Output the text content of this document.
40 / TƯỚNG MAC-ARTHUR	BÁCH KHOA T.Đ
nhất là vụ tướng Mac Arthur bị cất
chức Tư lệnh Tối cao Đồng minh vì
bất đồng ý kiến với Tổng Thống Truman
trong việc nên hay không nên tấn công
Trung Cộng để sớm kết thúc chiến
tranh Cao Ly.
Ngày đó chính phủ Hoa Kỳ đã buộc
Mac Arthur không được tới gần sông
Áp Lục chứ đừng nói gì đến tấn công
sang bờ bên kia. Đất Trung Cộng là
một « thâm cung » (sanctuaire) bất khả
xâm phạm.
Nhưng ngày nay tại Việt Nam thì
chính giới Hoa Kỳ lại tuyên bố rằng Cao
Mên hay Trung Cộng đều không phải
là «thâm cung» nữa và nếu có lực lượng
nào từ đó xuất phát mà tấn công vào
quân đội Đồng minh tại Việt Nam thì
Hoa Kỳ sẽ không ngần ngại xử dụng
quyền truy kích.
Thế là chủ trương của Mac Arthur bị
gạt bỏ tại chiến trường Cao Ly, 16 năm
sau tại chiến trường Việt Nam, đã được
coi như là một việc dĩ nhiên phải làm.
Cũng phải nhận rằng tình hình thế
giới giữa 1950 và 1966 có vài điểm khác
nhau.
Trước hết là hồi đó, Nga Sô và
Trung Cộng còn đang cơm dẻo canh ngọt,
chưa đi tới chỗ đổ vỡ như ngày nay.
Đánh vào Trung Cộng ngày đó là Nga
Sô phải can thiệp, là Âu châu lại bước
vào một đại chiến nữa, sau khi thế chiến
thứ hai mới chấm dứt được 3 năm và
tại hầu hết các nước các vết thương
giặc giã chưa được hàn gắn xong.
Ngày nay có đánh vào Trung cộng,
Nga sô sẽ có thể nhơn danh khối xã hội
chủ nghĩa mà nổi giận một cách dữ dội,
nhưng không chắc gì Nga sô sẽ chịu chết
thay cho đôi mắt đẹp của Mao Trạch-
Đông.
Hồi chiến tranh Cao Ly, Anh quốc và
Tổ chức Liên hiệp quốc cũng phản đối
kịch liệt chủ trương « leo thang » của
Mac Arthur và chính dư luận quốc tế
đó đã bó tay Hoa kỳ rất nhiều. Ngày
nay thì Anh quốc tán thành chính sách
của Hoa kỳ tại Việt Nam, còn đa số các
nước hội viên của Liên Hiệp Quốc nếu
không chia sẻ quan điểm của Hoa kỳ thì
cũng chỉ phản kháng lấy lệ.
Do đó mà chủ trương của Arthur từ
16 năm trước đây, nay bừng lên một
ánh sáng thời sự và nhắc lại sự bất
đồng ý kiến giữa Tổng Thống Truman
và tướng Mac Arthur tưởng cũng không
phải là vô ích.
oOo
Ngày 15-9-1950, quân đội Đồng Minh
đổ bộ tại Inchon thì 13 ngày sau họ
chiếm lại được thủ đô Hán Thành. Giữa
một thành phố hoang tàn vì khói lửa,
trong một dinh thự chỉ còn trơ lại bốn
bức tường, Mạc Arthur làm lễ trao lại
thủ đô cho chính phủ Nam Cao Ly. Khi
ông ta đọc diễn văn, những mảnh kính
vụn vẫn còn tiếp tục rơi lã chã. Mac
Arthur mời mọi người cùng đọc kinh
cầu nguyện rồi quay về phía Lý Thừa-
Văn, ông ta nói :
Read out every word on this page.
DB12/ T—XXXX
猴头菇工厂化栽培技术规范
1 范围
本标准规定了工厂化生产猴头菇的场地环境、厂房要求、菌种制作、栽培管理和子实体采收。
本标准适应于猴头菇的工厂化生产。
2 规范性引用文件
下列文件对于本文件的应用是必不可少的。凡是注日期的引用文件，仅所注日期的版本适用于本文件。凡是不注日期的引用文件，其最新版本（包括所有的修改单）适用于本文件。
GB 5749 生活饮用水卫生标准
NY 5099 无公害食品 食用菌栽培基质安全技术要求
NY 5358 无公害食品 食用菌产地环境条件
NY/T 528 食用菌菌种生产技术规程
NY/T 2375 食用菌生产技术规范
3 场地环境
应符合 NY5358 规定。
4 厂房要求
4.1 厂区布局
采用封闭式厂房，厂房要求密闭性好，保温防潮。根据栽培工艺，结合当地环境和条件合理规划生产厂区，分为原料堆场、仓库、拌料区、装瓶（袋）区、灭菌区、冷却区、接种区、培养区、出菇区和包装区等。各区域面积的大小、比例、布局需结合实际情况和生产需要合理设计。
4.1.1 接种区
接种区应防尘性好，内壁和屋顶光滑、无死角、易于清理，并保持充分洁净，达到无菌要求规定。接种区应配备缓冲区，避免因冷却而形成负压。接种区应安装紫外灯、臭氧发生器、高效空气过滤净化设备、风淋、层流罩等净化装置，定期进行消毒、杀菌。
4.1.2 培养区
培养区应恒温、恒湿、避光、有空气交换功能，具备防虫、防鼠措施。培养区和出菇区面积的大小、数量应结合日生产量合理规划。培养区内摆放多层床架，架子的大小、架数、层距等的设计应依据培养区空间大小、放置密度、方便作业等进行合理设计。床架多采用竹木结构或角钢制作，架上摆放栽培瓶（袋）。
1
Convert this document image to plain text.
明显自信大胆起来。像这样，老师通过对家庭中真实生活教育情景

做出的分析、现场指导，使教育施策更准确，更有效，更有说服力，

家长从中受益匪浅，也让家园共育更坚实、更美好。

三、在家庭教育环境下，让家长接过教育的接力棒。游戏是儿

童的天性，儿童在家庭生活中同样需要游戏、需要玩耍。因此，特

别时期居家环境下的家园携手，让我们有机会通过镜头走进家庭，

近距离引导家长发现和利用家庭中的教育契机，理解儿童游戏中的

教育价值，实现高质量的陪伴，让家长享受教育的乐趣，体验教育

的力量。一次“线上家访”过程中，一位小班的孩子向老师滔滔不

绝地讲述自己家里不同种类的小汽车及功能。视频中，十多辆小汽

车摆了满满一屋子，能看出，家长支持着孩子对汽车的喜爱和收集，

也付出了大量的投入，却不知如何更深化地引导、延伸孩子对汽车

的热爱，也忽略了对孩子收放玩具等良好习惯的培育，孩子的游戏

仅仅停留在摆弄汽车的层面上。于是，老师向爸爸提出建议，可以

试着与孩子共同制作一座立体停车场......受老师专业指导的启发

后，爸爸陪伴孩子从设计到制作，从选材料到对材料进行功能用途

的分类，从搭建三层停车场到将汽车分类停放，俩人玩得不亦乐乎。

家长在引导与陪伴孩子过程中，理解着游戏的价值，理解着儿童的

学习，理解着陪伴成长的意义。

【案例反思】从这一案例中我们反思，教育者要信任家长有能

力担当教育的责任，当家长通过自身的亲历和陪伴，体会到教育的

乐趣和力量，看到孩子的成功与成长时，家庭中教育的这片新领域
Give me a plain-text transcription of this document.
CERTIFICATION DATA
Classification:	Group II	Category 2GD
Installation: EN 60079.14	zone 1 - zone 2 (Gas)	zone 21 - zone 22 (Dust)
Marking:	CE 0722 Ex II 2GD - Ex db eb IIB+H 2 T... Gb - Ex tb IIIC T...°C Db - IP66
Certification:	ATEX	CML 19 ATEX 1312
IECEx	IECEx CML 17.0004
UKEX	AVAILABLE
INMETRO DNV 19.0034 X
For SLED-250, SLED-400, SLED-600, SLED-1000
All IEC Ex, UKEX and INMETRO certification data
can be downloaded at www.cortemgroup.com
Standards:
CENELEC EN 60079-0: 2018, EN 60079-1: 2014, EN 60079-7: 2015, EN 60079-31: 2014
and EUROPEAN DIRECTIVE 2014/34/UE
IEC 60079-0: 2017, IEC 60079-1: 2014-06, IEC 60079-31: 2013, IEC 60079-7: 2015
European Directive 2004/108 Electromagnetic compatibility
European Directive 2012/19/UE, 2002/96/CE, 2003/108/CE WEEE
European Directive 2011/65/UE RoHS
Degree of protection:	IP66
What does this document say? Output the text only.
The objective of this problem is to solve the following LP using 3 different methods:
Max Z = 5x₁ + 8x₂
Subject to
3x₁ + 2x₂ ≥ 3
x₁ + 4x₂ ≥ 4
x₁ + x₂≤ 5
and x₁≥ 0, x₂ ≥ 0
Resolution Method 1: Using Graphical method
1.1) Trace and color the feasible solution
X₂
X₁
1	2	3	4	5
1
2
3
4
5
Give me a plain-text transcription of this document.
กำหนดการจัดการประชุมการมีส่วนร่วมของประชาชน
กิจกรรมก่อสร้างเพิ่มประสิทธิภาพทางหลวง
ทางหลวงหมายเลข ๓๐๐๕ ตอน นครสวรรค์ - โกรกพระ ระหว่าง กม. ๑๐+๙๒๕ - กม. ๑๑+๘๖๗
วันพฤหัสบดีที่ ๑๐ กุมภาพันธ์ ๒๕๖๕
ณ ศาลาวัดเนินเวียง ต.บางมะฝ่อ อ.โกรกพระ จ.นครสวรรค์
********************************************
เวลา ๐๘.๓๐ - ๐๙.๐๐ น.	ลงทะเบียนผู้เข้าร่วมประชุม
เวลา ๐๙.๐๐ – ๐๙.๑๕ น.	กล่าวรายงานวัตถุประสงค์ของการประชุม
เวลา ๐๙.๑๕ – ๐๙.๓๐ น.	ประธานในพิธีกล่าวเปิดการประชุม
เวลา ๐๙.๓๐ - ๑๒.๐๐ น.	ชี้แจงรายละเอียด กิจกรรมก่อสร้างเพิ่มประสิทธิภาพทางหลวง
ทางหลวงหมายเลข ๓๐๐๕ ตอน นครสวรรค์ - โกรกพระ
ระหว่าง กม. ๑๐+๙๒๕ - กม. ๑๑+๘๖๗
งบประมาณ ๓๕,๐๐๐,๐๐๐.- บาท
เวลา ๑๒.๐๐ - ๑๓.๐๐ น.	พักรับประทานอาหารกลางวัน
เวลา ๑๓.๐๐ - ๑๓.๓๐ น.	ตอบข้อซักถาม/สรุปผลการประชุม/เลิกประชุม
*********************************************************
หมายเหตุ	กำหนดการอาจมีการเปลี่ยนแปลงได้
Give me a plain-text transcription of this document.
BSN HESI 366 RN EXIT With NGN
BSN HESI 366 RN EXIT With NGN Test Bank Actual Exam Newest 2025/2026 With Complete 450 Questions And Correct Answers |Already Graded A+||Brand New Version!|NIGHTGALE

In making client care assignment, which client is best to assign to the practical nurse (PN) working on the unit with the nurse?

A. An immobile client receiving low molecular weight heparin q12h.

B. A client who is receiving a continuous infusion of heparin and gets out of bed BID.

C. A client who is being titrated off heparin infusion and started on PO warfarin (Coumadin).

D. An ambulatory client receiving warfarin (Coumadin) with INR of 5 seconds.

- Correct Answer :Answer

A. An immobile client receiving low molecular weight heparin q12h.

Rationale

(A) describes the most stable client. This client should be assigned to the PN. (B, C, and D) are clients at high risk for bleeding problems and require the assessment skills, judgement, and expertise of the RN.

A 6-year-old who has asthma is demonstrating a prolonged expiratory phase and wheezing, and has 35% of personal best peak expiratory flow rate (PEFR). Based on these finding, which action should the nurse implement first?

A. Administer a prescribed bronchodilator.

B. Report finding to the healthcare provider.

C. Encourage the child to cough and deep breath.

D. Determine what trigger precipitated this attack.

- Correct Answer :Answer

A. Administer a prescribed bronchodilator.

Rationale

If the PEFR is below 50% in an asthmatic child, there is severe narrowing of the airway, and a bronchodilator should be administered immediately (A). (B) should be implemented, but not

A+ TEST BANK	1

• **Short exercise**
Where does the word "được" appear in the listing? List each line that holds it.

• **Answer in full**
Mac Arthur không được tới gần sông
sau tại chiến trường Việt Nam, đã được
thứ hai mới chấm dứt được 3 năm và
giặc giã chưa được hàn gắn xong.
chiếm lại được thủ đô Hán Thành. Giữa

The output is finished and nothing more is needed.